→ Aim of the exercise
Restate the records that follow word for word; no pictures should appear.

───── Data provided

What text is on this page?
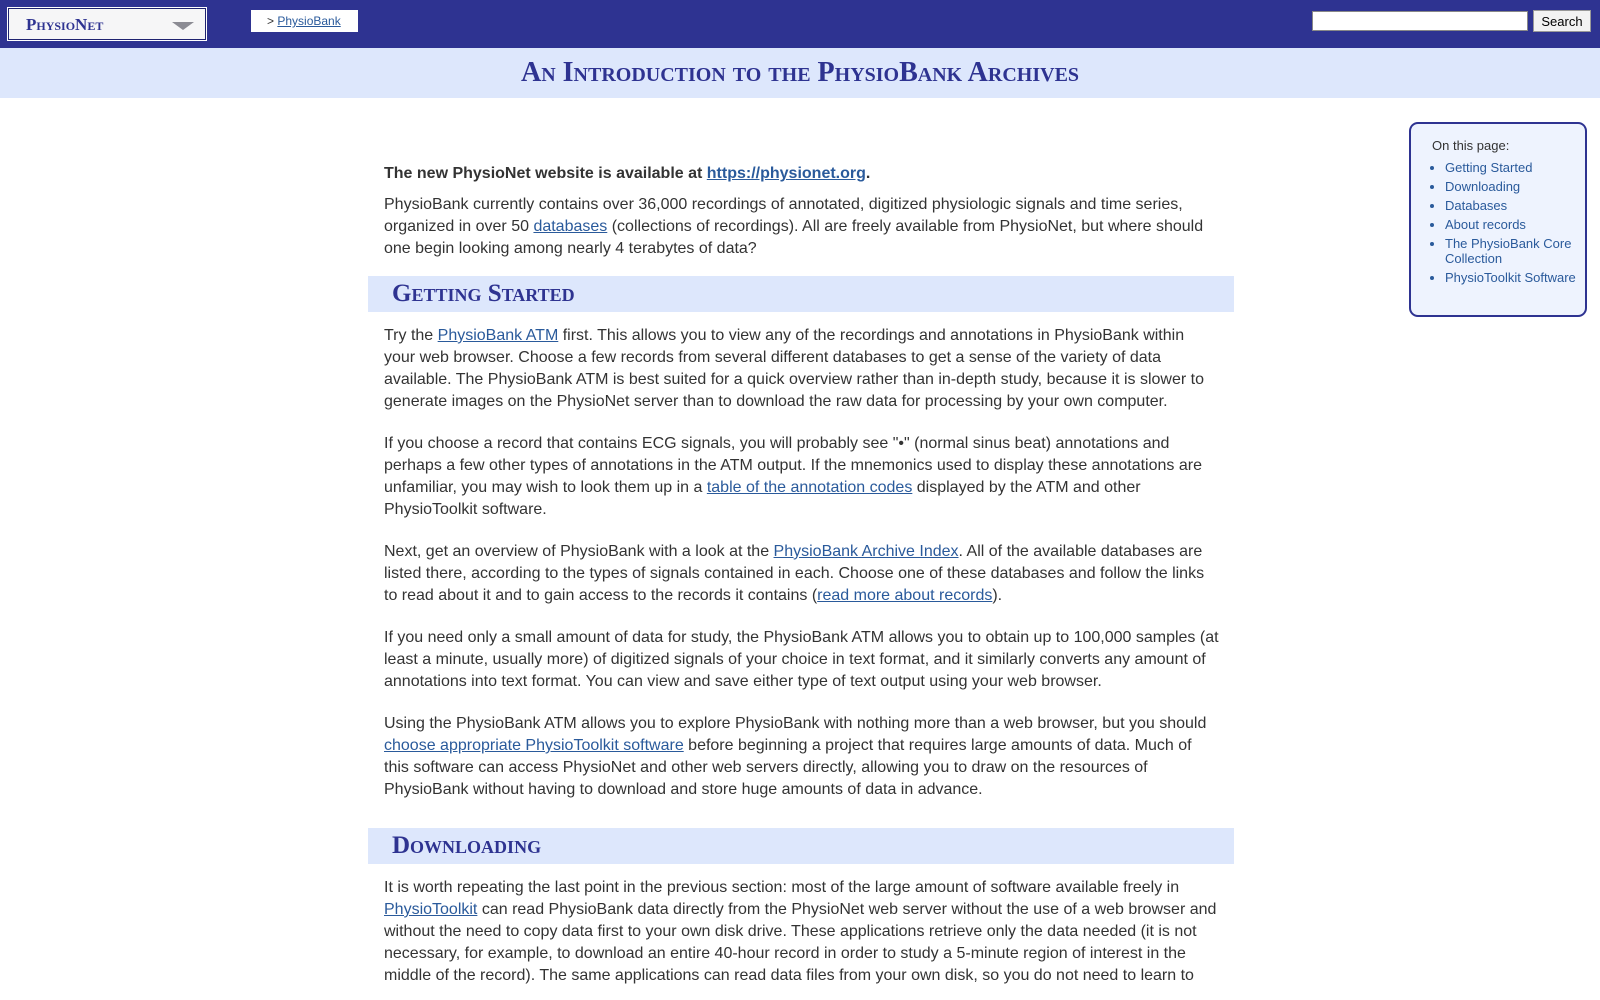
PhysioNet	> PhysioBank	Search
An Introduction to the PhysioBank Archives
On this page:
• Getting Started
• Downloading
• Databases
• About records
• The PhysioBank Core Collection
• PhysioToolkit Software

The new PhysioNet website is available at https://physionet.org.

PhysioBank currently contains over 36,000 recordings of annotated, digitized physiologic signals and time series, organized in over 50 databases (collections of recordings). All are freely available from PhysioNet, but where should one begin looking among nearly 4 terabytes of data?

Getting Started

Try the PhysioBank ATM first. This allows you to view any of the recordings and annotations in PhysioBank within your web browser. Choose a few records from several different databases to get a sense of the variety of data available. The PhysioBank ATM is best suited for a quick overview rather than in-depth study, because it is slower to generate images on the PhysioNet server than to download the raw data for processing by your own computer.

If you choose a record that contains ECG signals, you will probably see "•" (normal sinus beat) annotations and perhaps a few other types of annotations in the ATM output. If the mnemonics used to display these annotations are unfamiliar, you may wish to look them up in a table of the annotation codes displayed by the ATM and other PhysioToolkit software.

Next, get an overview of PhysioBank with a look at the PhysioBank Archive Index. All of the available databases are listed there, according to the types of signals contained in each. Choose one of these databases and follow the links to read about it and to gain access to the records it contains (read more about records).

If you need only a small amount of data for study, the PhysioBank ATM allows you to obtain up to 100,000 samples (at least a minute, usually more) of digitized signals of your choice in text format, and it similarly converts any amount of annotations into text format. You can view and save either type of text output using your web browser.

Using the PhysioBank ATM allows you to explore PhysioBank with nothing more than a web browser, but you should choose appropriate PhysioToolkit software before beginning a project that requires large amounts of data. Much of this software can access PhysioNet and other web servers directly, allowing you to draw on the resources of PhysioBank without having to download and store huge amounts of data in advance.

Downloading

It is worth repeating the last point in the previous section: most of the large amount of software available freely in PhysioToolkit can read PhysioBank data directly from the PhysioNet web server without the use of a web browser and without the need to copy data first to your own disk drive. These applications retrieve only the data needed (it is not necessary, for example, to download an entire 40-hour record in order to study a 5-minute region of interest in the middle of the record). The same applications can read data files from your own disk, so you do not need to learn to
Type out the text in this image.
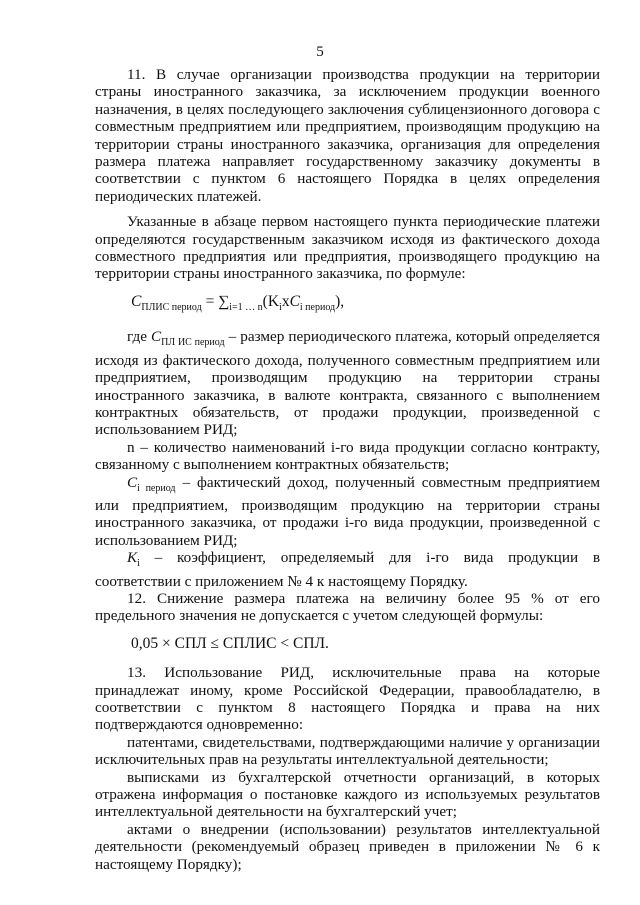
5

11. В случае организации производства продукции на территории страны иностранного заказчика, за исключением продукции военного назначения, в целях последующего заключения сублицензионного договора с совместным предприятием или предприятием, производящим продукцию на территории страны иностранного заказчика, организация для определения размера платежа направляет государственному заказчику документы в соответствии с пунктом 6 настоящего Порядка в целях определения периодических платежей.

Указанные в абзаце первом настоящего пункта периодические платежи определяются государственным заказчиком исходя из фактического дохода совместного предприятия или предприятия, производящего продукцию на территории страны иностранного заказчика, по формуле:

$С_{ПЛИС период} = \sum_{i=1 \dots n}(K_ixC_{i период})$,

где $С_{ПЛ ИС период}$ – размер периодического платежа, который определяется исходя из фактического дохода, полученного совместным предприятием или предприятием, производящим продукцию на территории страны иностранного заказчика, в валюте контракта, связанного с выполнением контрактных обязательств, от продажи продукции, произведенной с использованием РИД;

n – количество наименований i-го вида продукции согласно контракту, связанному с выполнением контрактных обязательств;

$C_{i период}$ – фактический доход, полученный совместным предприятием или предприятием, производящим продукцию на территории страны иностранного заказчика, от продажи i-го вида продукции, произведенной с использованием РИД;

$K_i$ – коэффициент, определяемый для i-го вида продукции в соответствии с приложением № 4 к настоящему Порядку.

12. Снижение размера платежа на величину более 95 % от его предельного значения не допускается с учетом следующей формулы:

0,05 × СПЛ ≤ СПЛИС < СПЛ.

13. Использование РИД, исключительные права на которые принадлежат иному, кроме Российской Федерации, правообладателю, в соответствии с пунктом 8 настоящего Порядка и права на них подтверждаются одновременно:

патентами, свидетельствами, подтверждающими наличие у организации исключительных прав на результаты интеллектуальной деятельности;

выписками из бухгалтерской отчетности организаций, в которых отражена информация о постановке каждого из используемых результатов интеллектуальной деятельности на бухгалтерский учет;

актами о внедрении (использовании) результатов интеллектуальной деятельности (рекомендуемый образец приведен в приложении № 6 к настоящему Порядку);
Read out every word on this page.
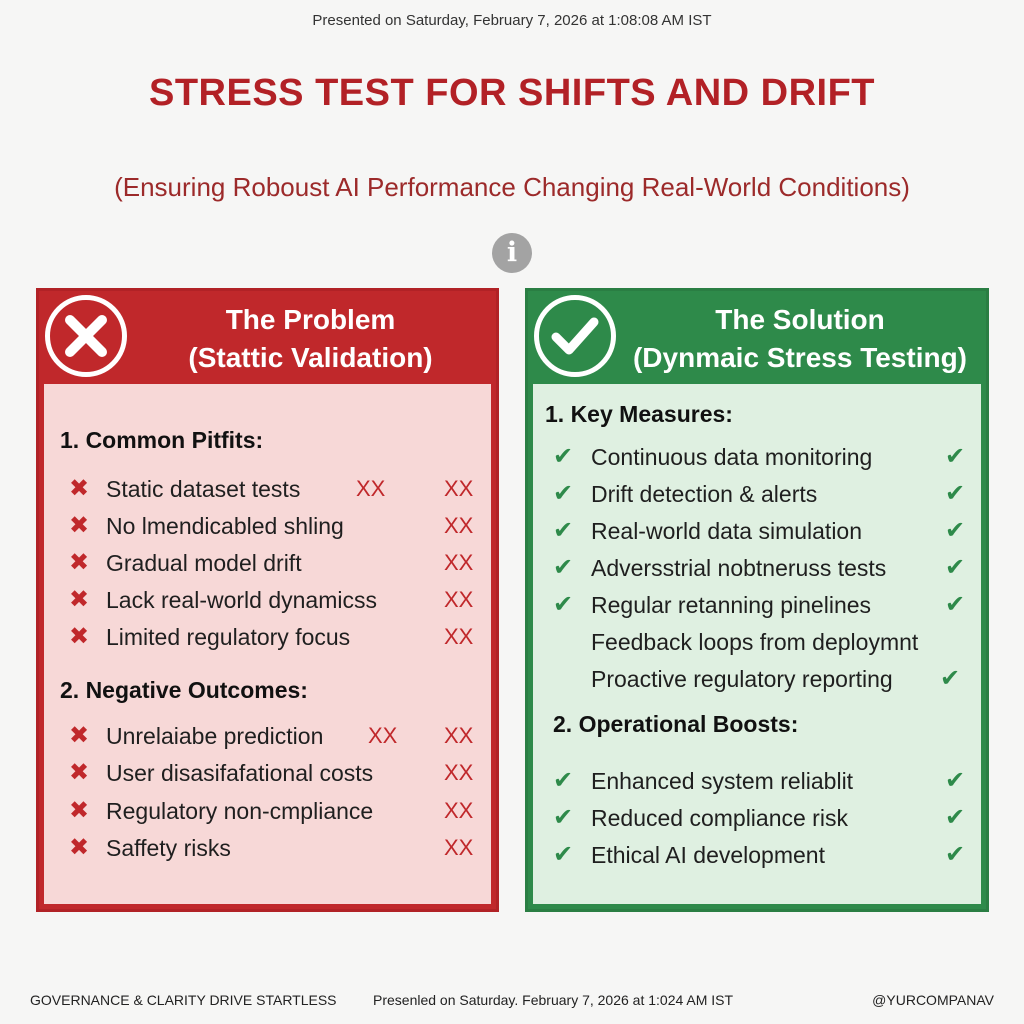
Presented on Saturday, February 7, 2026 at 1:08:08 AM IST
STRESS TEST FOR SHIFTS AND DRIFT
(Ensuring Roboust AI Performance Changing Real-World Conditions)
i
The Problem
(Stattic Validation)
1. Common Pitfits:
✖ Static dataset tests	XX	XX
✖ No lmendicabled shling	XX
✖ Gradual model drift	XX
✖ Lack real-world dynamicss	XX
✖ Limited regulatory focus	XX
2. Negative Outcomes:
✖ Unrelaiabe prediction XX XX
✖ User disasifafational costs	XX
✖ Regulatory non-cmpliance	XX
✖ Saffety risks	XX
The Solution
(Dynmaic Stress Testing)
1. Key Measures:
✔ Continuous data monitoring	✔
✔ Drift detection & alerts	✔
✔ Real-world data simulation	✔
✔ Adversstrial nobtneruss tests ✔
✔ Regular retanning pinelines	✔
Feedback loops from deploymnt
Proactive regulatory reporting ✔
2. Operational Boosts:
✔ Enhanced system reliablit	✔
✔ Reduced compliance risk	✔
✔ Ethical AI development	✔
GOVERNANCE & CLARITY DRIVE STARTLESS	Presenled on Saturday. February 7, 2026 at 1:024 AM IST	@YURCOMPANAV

──────────

→ Solution to this problem
What text is on this page?
PhysioNet	> PhysioBank	Search
An Introduction to the PhysioBank Archives
On this page:
• Getting Started
• Downloading
• Databases
• About records
• The PhysioBank Core Collection
• PhysioToolkit Software

The new PhysioNet website is available at https://physionet.org.

PhysioBank currently contains over 36,000 recordings of annotated, digitized physiologic signals and time series, organized in over 50 databases (collections of recordings). All are freely available from PhysioNet, but where should one begin looking among nearly 4 terabytes of data?

Getting Started

Try the PhysioBank ATM first. This allows you to view any of the recordings and annotations in PhysioBank within your web browser. Choose a few records from several different databases to get a sense of the variety of data available. The PhysioBank ATM is best suited for a quick overview rather than in-depth study, because it is slower to generate images on the PhysioNet server than to download the raw data for processing by your own computer.

If you choose a record that contains ECG signals, you will probably see "•" (normal sinus beat) annotations and perhaps a few other types of annotations in the ATM output. If the mnemonics used to display these annotations are unfamiliar, you may wish to look them up in a table of the annotation codes displayed by the ATM and other PhysioToolkit software.

Next, get an overview of PhysioBank with a look at the PhysioBank Archive Index. All of the available databases are listed there, according to the types of signals contained in each. Choose one of these databases and follow the links to read about it and to gain access to the records it contains (read more about records).

If you need only a small amount of data for study, the PhysioBank ATM allows you to obtain up to 100,000 samples (at least a minute, usually more) of digitized signals of your choice in text format, and it similarly converts any amount of annotations into text format. You can view and save either type of text output using your web browser.

Using the PhysioBank ATM allows you to explore PhysioBank with nothing more than a web browser, but you should choose appropriate PhysioToolkit software before beginning a project that requires large amounts of data. Much of this software can access PhysioNet and other web servers directly, allowing you to draw on the resources of PhysioBank without having to download and store huge amounts of data in advance.

Downloading

It is worth repeating the last point in the previous section: most of the large amount of software available freely in PhysioToolkit can read PhysioBank data directly from the PhysioNet web server without the use of a web browser and without the need to copy data first to your own disk drive. These applications retrieve only the data needed (it is not necessary, for example, to download an entire 40-hour record in order to study a 5-minute region of interest in the middle of the record). The same applications can read data files from your own disk, so you do not need to learn to
Type out the text in this image.
5

11. В случае организации производства продукции на территории страны иностранного заказчика, за исключением продукции военного назначения, в целях последующего заключения сублицензионного договора с совместным предприятием или предприятием, производящим продукцию на территории страны иностранного заказчика, организация для определения размера платежа направляет государственному заказчику документы в соответствии с пунктом 6 настоящего Порядка в целях определения периодических платежей.

Указанные в абзаце первом настоящего пункта периодические платежи определяются государственным заказчиком исходя из фактического дохода совместного предприятия или предприятия, производящего продукцию на территории страны иностранного заказчика, по формуле:

$С_{ПЛИС период} = \sum_{i=1 \dots n}(K_ixC_{i период})$,

где $С_{ПЛ ИС период}$ – размер периодического платежа, который определяется исходя из фактического дохода, полученного совместным предприятием или предприятием, производящим продукцию на территории страны иностранного заказчика, в валюте контракта, связанного с выполнением контрактных обязательств, от продажи продукции, произведенной с использованием РИД;

n – количество наименований i-го вида продукции согласно контракту, связанному с выполнением контрактных обязательств;

$C_{i период}$ – фактический доход, полученный совместным предприятием или предприятием, производящим продукцию на территории страны иностранного заказчика, от продажи i-го вида продукции, произведенной с использованием РИД;

$K_i$ – коэффициент, определяемый для i-го вида продукции в соответствии с приложением № 4 к настоящему Порядку.

12. Снижение размера платежа на величину более 95 % от его предельного значения не допускается с учетом следующей формулы:

0,05 × СПЛ ≤ СПЛИС < СПЛ.

13. Использование РИД, исключительные права на которые принадлежат иному, кроме Российской Федерации, правообладателю, в соответствии с пунктом 8 настоящего Порядка и права на них подтверждаются одновременно:

патентами, свидетельствами, подтверждающими наличие у организации исключительных прав на результаты интеллектуальной деятельности;

выписками из бухгалтерской отчетности организаций, в которых отражена информация о постановке каждого из используемых результатов интеллектуальной деятельности на бухгалтерский учет;

актами о внедрении (использовании) результатов интеллектуальной деятельности (рекомендуемый образец приведен в приложении № 6 к настоящему Порядку);
Read out every word on this page.
Presented on Saturday, February 7, 2026 at 1:08:08 AM IST
STRESS TEST FOR SHIFTS AND DRIFT
(Ensuring Roboust AI Performance Changing Real-World Conditions)
i
The Problem
(Stattic Validation)
1. Common Pitfits:
✖ Static dataset tests	XX	XX
✖ No lmendicabled shling	XX
✖ Gradual model drift	XX
✖ Lack real-world dynamicss	XX
✖ Limited regulatory focus	XX
2. Negative Outcomes:
✖ Unrelaiabe prediction XX XX
✖ User disasifafational costs	XX
✖ Regulatory non-cmpliance	XX
✖ Saffety risks	XX
The Solution
(Dynmaic Stress Testing)
1. Key Measures:
✔ Continuous data monitoring	✔
✔ Drift detection & alerts	✔
✔ Real-world data simulation	✔
✔ Adversstrial nobtneruss tests ✔
✔ Regular retanning pinelines	✔
Feedback loops from deploymnt
Proactive regulatory reporting ✔
2. Operational Boosts:
✔ Enhanced system reliablit	✔
✔ Reduced compliance risk	✔
✔ Ethical AI development	✔
GOVERNANCE & CLARITY DRIVE STARTLESS	Presenled on Saturday. February 7, 2026 at 1:024 AM IST	@YURCOMPANAV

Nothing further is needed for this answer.